■ **Data**:
# # #

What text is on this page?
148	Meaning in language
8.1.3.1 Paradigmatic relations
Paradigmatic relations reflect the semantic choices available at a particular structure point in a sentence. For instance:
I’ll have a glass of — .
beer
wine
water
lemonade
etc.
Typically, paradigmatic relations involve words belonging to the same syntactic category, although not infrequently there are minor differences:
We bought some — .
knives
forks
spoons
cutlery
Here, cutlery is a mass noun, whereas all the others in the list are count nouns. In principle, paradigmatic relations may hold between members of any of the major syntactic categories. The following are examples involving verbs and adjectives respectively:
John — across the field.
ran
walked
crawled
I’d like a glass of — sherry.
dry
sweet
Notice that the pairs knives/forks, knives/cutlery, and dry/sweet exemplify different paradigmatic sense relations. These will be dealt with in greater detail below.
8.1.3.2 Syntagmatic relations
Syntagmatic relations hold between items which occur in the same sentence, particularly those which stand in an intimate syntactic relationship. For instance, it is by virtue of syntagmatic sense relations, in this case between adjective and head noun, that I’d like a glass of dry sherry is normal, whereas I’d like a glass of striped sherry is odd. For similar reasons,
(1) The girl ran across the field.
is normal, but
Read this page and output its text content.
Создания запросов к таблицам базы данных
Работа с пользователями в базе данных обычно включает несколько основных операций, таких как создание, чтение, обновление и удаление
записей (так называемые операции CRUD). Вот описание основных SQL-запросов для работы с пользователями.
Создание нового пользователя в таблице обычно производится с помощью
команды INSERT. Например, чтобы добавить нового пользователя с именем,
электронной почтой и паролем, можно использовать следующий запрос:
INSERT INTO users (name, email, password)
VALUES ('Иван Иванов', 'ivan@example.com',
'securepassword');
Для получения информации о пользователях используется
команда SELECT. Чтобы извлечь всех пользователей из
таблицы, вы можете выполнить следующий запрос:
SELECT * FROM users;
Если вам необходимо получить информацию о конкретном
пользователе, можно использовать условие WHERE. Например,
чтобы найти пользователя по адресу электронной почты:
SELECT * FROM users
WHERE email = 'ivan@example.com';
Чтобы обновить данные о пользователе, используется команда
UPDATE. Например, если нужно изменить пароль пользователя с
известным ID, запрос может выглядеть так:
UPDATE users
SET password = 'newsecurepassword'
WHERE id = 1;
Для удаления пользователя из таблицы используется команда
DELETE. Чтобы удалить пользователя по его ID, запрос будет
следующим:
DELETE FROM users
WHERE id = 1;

# # #

■ **Problem description**: Using the data above, output each line exactly.

■ **In response**:
What text is on this page?
148	Meaning in language
8.1.3.1 Paradigmatic relations
Paradigmatic relations reflect the semantic choices available at a particular structure point in a sentence. For instance:
I’ll have a glass of — .
beer
wine
water
lemonade
etc.
Typically, paradigmatic relations involve words belonging to the same syntactic category, although not infrequently there are minor differences:
We bought some — .
knives
forks
spoons
cutlery
Here, cutlery is a mass noun, whereas all the others in the list are count nouns. In principle, paradigmatic relations may hold between members of any of the major syntactic categories. The following are examples involving verbs and adjectives respectively:
John — across the field.
ran
walked
crawled
I’d like a glass of — sherry.
dry
sweet
Notice that the pairs knives/forks, knives/cutlery, and dry/sweet exemplify different paradigmatic sense relations. These will be dealt with in greater detail below.
8.1.3.2 Syntagmatic relations
Syntagmatic relations hold between items which occur in the same sentence, particularly those which stand in an intimate syntactic relationship. For instance, it is by virtue of syntagmatic sense relations, in this case between adjective and head noun, that I’d like a glass of dry sherry is normal, whereas I’d like a glass of striped sherry is odd. For similar reasons,
(1) The girl ran across the field.
is normal, but
Read this page and output its text content.
Создания запросов к таблицам базы данных
Работа с пользователями в базе данных обычно включает несколько основных операций, таких как создание, чтение, обновление и удаление
записей (так называемые операции CRUD). Вот описание основных SQL-запросов для работы с пользователями.
Создание нового пользователя в таблице обычно производится с помощью
команды INSERT. Например, чтобы добавить нового пользователя с именем,
электронной почтой и паролем, можно использовать следующий запрос:
INSERT INTO users (name, email, password)
VALUES ('Иван Иванов', 'ivan@example.com',
'securepassword');
Для получения информации о пользователях используется
команда SELECT. Чтобы извлечь всех пользователей из
таблицы, вы можете выполнить следующий запрос:
SELECT * FROM users;
Если вам необходимо получить информацию о конкретном
пользователе, можно использовать условие WHERE. Например,
чтобы найти пользователя по адресу электронной почты:
SELECT * FROM users
WHERE email = 'ivan@example.com';
Чтобы обновить данные о пользователе, используется команда
UPDATE. Например, если нужно изменить пароль пользователя с
известным ID, запрос может выглядеть так:
UPDATE users
SET password = 'newsecurepassword'
WHERE id = 1;
Для удаления пользователя из таблицы используется команда
DELETE. Чтобы удалить пользователя по его ID, запрос будет
следующим:
DELETE FROM users
WHERE id = 1;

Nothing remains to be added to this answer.